— Start —
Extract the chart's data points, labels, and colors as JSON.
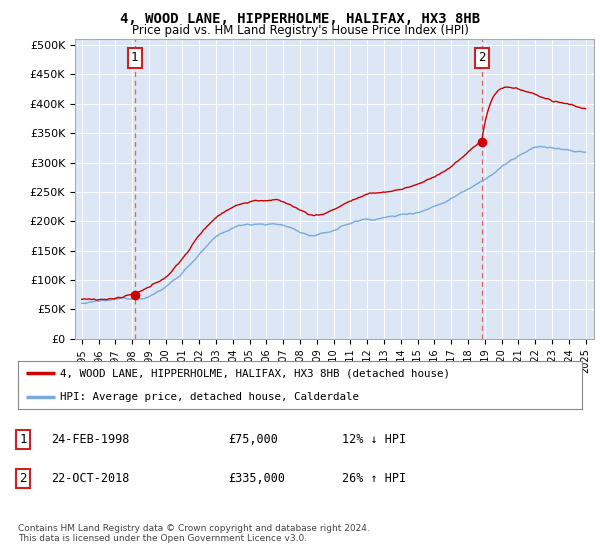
{
  "title": "4, WOOD LANE, HIPPERHOLME, HALIFAX, HX3 8HB",
  "subtitle": "Price paid vs. HM Land Registry's House Price Index (HPI)",
  "background_color": "#dce6f5",
  "plot_bg_color": "#dce6f5",
  "hpi_line_color": "#7aaadd",
  "price_line_color": "#cc0000",
  "dashed_line_color": "#dd6666",
  "ylim": [
    0,
    500000
  ],
  "yticks": [
    0,
    50000,
    100000,
    150000,
    200000,
    250000,
    300000,
    350000,
    400000,
    450000,
    500000
  ],
  "ytick_labels": [
    "£0",
    "£50K",
    "£100K",
    "£150K",
    "£200K",
    "£250K",
    "£300K",
    "£350K",
    "£400K",
    "£450K",
    "£500K"
  ],
  "sale1_year": 1998.15,
  "sale1_price": 75000,
  "sale2_year": 2018.81,
  "sale2_price": 335000,
  "legend_entry1": "4, WOOD LANE, HIPPERHOLME, HALIFAX, HX3 8HB (detached house)",
  "legend_entry2": "HPI: Average price, detached house, Calderdale",
  "footer": "Contains HM Land Registry data © Crown copyright and database right 2024.\nThis data is licensed under the Open Government Licence v3.0."
}
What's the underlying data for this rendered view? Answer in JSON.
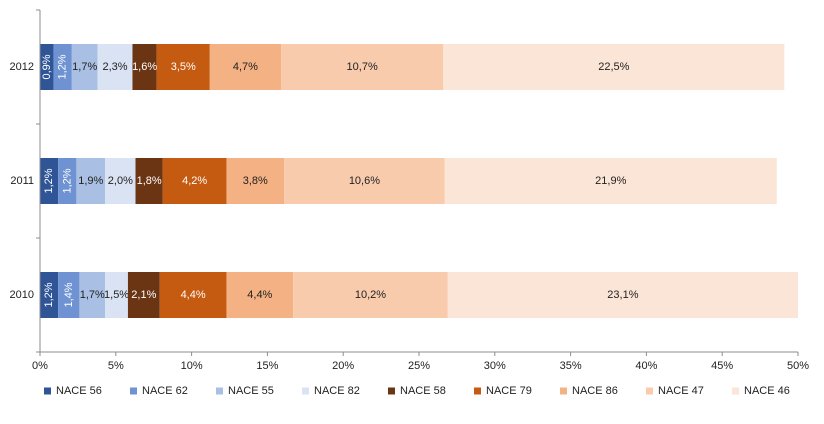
{
  "chart_data": {
    "type": "bar",
    "orientation": "horizontal",
    "stacked": true,
    "categories": [
      "2012",
      "2011",
      "2010"
    ],
    "series": [
      {
        "name": "NACE 56",
        "color": "#2f5597",
        "values": [
          0.9,
          1.2,
          1.2
        ],
        "labels": [
          "0,9%",
          "1,2%",
          "1,2%"
        ]
      },
      {
        "name": "NACE 62",
        "color": "#6f93d2",
        "values": [
          1.2,
          1.2,
          1.4
        ],
        "labels": [
          "1,2%",
          "1,2%",
          "1,4%"
        ]
      },
      {
        "name": "NACE 55",
        "color": "#a9bfe3",
        "values": [
          1.7,
          1.9,
          1.7
        ],
        "labels": [
          "1,7%",
          "1,9%",
          "1,7%"
        ]
      },
      {
        "name": "NACE 82",
        "color": "#dae3f3",
        "values": [
          2.3,
          2.0,
          1.5
        ],
        "labels": [
          "2,3%",
          "2,0%",
          "1,5%"
        ]
      },
      {
        "name": "NACE 58",
        "color": "#6b3413",
        "values": [
          1.6,
          1.8,
          2.1
        ],
        "labels": [
          "1,6%",
          "1,8%",
          "2,1%"
        ]
      },
      {
        "name": "NACE 79",
        "color": "#c55a11",
        "values": [
          3.5,
          4.2,
          4.4
        ],
        "labels": [
          "3,5%",
          "4,2%",
          "4,4%"
        ]
      },
      {
        "name": "NACE 86",
        "color": "#f4b183",
        "values": [
          4.7,
          3.8,
          4.4
        ],
        "labels": [
          "4,7%",
          "3,8%",
          "4,4%"
        ]
      },
      {
        "name": "NACE 47",
        "color": "#f8cbad",
        "values": [
          10.7,
          10.6,
          10.2
        ],
        "labels": [
          "10,7%",
          "10,6%",
          "10,2%"
        ]
      },
      {
        "name": "NACE 46",
        "color": "#fbe5d6",
        "values": [
          22.5,
          21.9,
          23.1
        ],
        "labels": [
          "22,5%",
          "21,9%",
          "23,1%"
        ]
      }
    ],
    "x_ticks": [
      "0%",
      "5%",
      "10%",
      "15%",
      "20%",
      "25%",
      "30%",
      "35%",
      "40%",
      "45%",
      "50%"
    ],
    "xlim": [
      0,
      50
    ],
    "grid": false,
    "legend_position": "bottom",
    "title": "",
    "xlabel": "",
    "ylabel": ""
  }
}
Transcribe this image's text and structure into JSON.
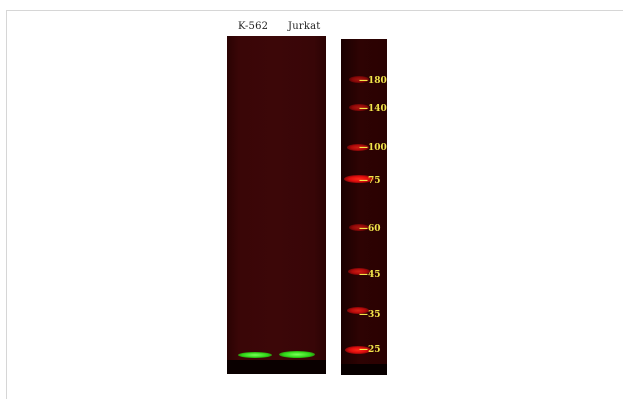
{
  "lanes": {
    "lane1": "K-562",
    "lane2": "Jurkat"
  },
  "markers": [
    "180",
    "140",
    "100",
    "75",
    "60",
    "45",
    "35",
    "25"
  ],
  "colors": {
    "blot_background": "#3c0708",
    "band_green": "#2bd414",
    "ladder_band_red": "#e00d0d",
    "marker_text": "#f2e64a"
  }
}
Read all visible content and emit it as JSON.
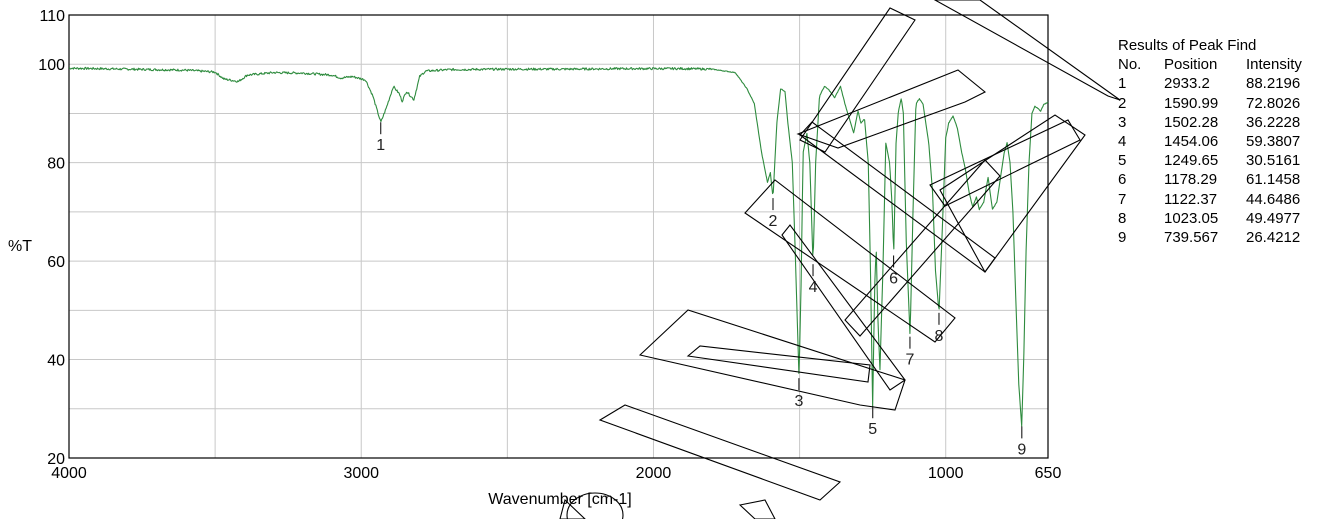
{
  "chart_data": {
    "type": "line",
    "x_axis": {
      "label": "Wavenumber [cm-1]",
      "range": [
        4000,
        650
      ],
      "reversed": true,
      "ticks": [
        4000,
        3000,
        2000,
        1000,
        650
      ]
    },
    "y_axis": {
      "label": "%T",
      "range": [
        20,
        110
      ],
      "ticks": [
        20,
        40,
        60,
        80,
        100,
        110
      ]
    },
    "grid": true,
    "line_color": "#2e8b3e",
    "spectrum": {
      "baseline": 99.2,
      "points": [
        [
          4000,
          99.2
        ],
        [
          3800,
          99.0
        ],
        [
          3600,
          98.8
        ],
        [
          3500,
          98.4
        ],
        [
          3470,
          97.0
        ],
        [
          3420,
          96.5
        ],
        [
          3390,
          97.8
        ],
        [
          3300,
          98.3
        ],
        [
          3200,
          98.2
        ],
        [
          3100,
          97.8
        ],
        [
          3070,
          97.2
        ],
        [
          3030,
          97.5
        ],
        [
          2985,
          96.8
        ],
        [
          2960,
          93.5
        ],
        [
          2945,
          90.5
        ],
        [
          2933,
          88.2
        ],
        [
          2915,
          91.0
        ],
        [
          2890,
          95.5
        ],
        [
          2870,
          94.0
        ],
        [
          2860,
          92.5
        ],
        [
          2845,
          94.5
        ],
        [
          2820,
          92.8
        ],
        [
          2800,
          97.5
        ],
        [
          2780,
          98.6
        ],
        [
          2700,
          98.9
        ],
        [
          2500,
          99.0
        ],
        [
          2300,
          99.0
        ],
        [
          2100,
          99.1
        ],
        [
          1900,
          99.1
        ],
        [
          1800,
          99.0
        ],
        [
          1720,
          98.3
        ],
        [
          1680,
          95.0
        ],
        [
          1655,
          92.0
        ],
        [
          1630,
          82.0
        ],
        [
          1610,
          76.0
        ],
        [
          1600,
          78.0
        ],
        [
          1591,
          72.8
        ],
        [
          1578,
          88.0
        ],
        [
          1565,
          95.0
        ],
        [
          1550,
          94.5
        ],
        [
          1540,
          88.0
        ],
        [
          1525,
          80.0
        ],
        [
          1515,
          62.0
        ],
        [
          1502,
          36.2
        ],
        [
          1495,
          55.0
        ],
        [
          1488,
          82.0
        ],
        [
          1475,
          86.0
        ],
        [
          1465,
          80.0
        ],
        [
          1454,
          59.4
        ],
        [
          1445,
          80.0
        ],
        [
          1432,
          93.5
        ],
        [
          1415,
          95.5
        ],
        [
          1400,
          94.8
        ],
        [
          1380,
          93.2
        ],
        [
          1360,
          95.5
        ],
        [
          1345,
          92.0
        ],
        [
          1330,
          89.0
        ],
        [
          1315,
          86.0
        ],
        [
          1300,
          90.5
        ],
        [
          1290,
          88.0
        ],
        [
          1278,
          89.0
        ],
        [
          1265,
          80.0
        ],
        [
          1258,
          60.0
        ],
        [
          1250,
          30.5
        ],
        [
          1243,
          55.0
        ],
        [
          1238,
          63.0
        ],
        [
          1232,
          48.0
        ],
        [
          1225,
          38.0
        ],
        [
          1215,
          58.0
        ],
        [
          1205,
          84.0
        ],
        [
          1192,
          80.0
        ],
        [
          1184,
          72.0
        ],
        [
          1178,
          61.1
        ],
        [
          1170,
          84.0
        ],
        [
          1162,
          90.5
        ],
        [
          1152,
          93.0
        ],
        [
          1145,
          90.0
        ],
        [
          1135,
          64.0
        ],
        [
          1122,
          44.6
        ],
        [
          1112,
          70.0
        ],
        [
          1102,
          92.0
        ],
        [
          1090,
          93.0
        ],
        [
          1078,
          92.0
        ],
        [
          1068,
          88.0
        ],
        [
          1058,
          84.0
        ],
        [
          1045,
          74.0
        ],
        [
          1035,
          58.0
        ],
        [
          1023,
          49.5
        ],
        [
          1012,
          66.0
        ],
        [
          1000,
          85.0
        ],
        [
          990,
          88.0
        ],
        [
          975,
          89.5
        ],
        [
          960,
          87.0
        ],
        [
          945,
          82.0
        ],
        [
          932,
          78.5
        ],
        [
          920,
          74.0
        ],
        [
          908,
          71.0
        ],
        [
          895,
          73.0
        ],
        [
          885,
          70.5
        ],
        [
          870,
          72.0
        ],
        [
          855,
          77.0
        ],
        [
          840,
          70.5
        ],
        [
          825,
          72.0
        ],
        [
          810,
          78.0
        ],
        [
          800,
          82.0
        ],
        [
          790,
          84.0
        ],
        [
          780,
          80.0
        ],
        [
          770,
          70.0
        ],
        [
          760,
          52.0
        ],
        [
          750,
          35.0
        ],
        [
          740,
          26.4
        ],
        [
          733,
          40.0
        ],
        [
          725,
          62.0
        ],
        [
          715,
          80.0
        ],
        [
          705,
          90.0
        ],
        [
          695,
          91.5
        ],
        [
          685,
          91.0
        ],
        [
          675,
          90.5
        ],
        [
          665,
          91.8
        ],
        [
          650,
          92.3
        ]
      ]
    },
    "peak_labels": [
      {
        "no": "1",
        "x": 2933.2,
        "y": 88.2196
      },
      {
        "no": "2",
        "x": 1590.99,
        "y": 72.8026
      },
      {
        "no": "3",
        "x": 1502.28,
        "y": 36.2228
      },
      {
        "no": "4",
        "x": 1454.06,
        "y": 59.3807
      },
      {
        "no": "5",
        "x": 1249.65,
        "y": 30.5161
      },
      {
        "no": "6",
        "x": 1178.29,
        "y": 61.1458
      },
      {
        "no": "7",
        "x": 1122.37,
        "y": 44.6486
      },
      {
        "no": "8",
        "x": 1023.05,
        "y": 49.4977
      },
      {
        "no": "9",
        "x": 739.567,
        "y": 26.4212
      }
    ]
  },
  "peak_table": {
    "title": "Results of Peak Find",
    "headers": [
      "No.",
      "Position",
      "Intensity"
    ],
    "rows": [
      [
        "1",
        "2933.2",
        "88.2196"
      ],
      [
        "2",
        "1590.99",
        "72.8026"
      ],
      [
        "3",
        "1502.28",
        "36.2228"
      ],
      [
        "4",
        "1454.06",
        "59.3807"
      ],
      [
        "5",
        "1249.65",
        "30.5161"
      ],
      [
        "6",
        "1178.29",
        "61.1458"
      ],
      [
        "7",
        "1122.37",
        "44.6486"
      ],
      [
        "8",
        "1023.05",
        "49.4977"
      ],
      [
        "9",
        "739.567",
        "26.4212"
      ]
    ]
  }
}
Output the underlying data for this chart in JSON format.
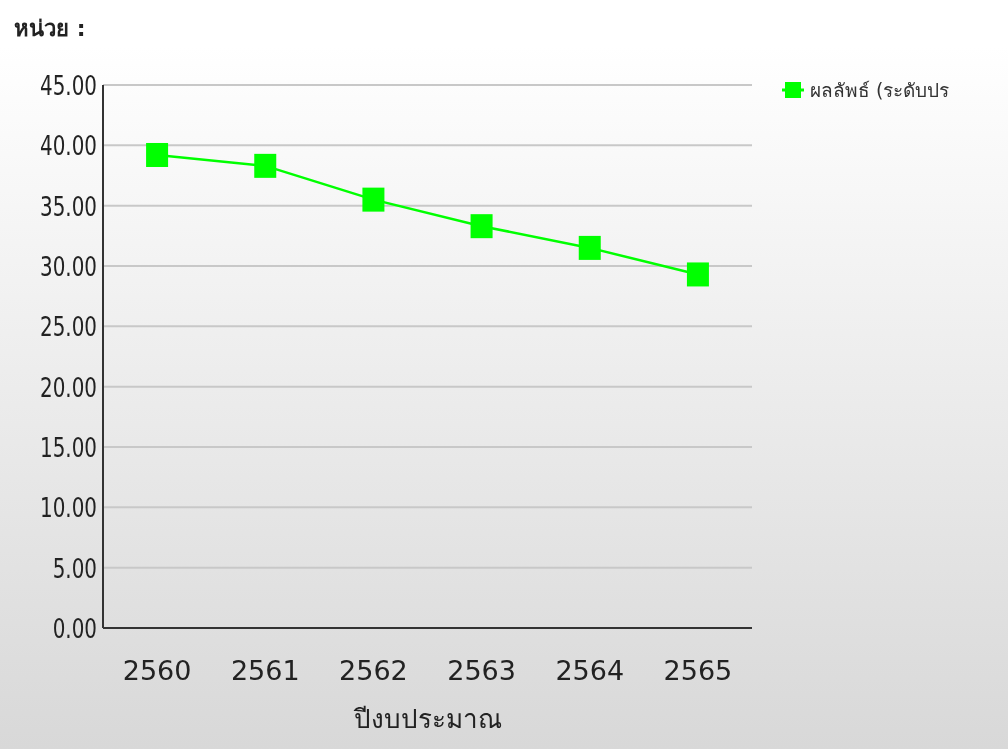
— End —
> _Task instructions_
Within the entries above, how many lines contain "underlying"? Respond with the number only.

> _Solution_
2